**Directive:**
State how many lines in these records contain the word "arcsec", and nothing else.

•••••

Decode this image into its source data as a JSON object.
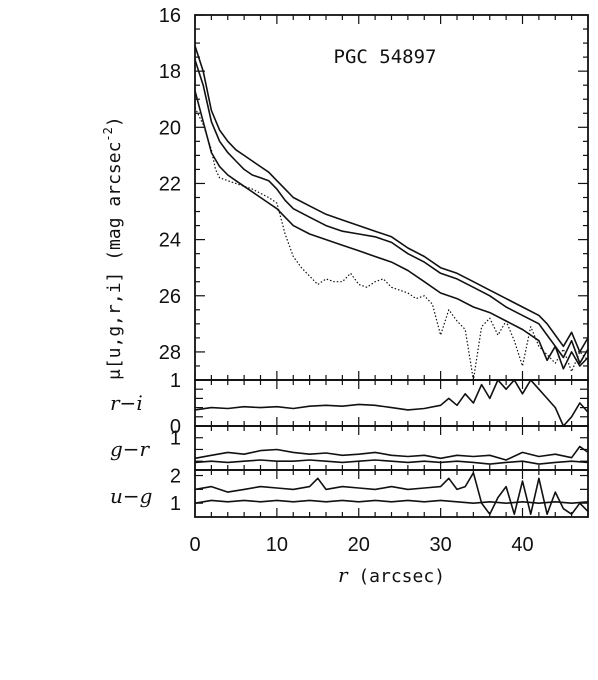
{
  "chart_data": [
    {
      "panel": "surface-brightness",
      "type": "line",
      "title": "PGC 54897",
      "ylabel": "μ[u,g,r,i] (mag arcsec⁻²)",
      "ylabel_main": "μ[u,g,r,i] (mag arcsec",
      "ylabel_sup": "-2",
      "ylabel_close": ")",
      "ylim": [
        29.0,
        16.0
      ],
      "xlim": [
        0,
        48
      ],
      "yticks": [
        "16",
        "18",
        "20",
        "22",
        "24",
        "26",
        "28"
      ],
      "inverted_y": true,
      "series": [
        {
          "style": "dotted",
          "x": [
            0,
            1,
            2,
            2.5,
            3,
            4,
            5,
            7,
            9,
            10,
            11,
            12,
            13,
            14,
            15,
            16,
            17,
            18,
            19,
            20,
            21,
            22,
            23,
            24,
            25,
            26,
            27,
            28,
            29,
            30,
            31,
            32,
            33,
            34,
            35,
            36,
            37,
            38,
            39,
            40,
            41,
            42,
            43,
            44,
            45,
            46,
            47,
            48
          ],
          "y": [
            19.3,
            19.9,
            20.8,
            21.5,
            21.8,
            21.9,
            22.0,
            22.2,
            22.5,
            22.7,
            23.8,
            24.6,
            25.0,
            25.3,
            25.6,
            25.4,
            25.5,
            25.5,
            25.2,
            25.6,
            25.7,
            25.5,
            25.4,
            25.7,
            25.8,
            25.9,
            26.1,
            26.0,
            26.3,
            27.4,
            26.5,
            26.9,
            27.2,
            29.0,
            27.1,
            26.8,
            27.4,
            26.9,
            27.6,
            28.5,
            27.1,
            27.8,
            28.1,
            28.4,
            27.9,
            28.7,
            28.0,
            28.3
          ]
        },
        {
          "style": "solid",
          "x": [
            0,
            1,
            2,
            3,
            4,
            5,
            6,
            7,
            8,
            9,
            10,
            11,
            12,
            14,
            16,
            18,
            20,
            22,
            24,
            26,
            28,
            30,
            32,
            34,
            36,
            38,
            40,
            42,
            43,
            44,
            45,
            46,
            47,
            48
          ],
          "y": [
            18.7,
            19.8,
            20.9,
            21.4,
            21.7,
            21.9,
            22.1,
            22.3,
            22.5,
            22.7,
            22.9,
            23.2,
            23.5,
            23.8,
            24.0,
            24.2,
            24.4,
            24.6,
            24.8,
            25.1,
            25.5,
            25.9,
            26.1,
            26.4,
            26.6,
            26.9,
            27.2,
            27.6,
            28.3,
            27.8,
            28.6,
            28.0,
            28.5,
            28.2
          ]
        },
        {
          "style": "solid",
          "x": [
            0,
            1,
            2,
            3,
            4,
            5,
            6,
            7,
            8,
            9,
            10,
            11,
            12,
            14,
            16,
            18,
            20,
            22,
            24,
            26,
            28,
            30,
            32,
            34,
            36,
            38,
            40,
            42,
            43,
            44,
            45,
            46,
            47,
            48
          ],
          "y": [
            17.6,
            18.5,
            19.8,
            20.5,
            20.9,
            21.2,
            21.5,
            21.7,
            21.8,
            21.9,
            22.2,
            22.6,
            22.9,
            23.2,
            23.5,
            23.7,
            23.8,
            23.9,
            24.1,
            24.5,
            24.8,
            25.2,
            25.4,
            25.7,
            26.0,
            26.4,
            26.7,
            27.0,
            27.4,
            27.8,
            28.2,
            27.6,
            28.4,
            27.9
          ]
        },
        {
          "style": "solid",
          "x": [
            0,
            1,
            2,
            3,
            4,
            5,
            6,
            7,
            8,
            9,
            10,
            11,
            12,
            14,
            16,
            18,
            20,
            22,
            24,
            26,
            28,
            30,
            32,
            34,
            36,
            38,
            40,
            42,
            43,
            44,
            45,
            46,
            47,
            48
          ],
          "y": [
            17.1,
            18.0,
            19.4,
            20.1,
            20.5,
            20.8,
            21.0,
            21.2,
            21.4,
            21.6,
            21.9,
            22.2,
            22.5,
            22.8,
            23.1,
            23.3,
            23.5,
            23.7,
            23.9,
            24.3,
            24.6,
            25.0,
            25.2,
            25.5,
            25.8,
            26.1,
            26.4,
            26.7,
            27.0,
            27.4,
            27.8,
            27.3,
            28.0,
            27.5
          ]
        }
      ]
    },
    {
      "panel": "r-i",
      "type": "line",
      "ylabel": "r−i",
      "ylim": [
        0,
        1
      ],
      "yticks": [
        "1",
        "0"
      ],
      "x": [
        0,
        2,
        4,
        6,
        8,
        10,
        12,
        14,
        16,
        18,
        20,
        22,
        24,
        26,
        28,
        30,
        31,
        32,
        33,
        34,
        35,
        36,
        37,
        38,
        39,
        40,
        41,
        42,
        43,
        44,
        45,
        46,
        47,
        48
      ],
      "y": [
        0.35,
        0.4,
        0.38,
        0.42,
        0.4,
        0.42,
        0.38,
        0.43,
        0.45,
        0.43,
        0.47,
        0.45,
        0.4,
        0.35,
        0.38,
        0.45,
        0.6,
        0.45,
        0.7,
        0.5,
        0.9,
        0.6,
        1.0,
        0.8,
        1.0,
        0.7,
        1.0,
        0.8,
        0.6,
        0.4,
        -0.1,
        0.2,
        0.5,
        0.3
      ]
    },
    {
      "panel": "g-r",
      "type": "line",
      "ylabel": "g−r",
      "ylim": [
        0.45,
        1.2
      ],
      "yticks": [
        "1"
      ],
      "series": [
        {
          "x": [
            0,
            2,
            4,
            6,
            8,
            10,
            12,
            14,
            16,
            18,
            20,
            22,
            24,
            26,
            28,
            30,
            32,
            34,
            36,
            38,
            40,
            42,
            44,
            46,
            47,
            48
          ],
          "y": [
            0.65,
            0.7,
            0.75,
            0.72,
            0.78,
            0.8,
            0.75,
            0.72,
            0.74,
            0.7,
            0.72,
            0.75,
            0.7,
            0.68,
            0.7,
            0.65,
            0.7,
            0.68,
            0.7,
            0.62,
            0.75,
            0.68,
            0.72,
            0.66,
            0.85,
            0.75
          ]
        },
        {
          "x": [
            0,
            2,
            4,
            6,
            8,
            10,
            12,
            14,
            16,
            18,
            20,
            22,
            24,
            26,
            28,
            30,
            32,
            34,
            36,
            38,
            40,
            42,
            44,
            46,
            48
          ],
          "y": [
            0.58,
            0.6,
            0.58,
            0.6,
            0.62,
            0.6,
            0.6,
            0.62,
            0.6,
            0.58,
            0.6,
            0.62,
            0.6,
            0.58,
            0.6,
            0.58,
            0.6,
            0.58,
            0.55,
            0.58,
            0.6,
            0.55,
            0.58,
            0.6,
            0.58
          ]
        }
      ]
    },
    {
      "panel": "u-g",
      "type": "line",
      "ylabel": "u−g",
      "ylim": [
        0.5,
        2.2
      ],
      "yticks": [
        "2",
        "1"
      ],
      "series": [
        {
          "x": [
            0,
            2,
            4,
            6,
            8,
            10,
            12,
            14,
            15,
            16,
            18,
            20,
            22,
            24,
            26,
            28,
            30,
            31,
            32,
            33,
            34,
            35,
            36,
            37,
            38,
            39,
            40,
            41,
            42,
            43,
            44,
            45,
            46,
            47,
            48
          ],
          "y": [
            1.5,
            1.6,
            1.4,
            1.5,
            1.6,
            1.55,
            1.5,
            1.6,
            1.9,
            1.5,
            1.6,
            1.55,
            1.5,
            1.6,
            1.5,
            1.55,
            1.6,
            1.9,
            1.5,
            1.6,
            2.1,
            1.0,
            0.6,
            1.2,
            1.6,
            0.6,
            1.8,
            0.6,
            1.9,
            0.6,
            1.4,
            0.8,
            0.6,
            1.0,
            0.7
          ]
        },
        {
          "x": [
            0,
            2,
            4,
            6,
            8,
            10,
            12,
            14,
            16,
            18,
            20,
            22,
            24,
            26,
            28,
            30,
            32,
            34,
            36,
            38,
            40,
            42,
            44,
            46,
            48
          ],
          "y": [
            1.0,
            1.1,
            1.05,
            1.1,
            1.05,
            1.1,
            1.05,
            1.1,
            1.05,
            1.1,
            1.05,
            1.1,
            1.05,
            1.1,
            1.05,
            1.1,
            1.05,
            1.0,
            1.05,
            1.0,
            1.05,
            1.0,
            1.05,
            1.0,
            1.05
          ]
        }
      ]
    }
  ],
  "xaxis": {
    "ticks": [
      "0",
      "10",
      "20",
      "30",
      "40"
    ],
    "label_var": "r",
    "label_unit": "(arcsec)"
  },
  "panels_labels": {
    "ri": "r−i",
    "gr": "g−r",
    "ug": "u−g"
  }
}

•••••

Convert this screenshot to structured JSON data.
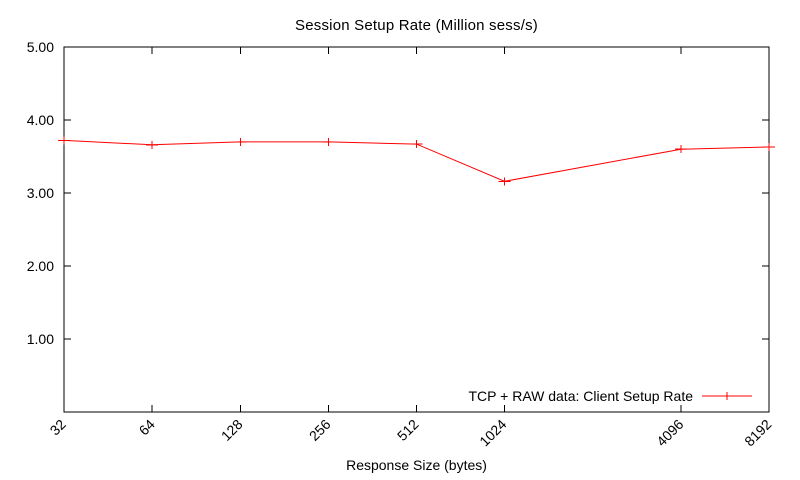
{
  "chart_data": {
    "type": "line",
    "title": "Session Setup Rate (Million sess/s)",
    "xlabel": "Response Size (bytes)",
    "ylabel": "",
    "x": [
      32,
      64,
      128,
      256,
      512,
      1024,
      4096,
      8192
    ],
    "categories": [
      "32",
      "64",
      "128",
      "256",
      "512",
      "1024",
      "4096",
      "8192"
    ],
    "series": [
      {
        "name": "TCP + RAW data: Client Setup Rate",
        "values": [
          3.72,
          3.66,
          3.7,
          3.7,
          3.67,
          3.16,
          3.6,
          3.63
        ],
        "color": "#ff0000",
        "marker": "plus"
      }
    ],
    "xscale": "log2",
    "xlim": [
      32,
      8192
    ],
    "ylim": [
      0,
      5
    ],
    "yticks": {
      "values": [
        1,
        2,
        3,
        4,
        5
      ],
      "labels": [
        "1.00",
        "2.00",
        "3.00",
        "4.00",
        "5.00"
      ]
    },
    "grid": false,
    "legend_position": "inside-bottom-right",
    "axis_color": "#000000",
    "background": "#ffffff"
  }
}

•••••

**The solution:**
3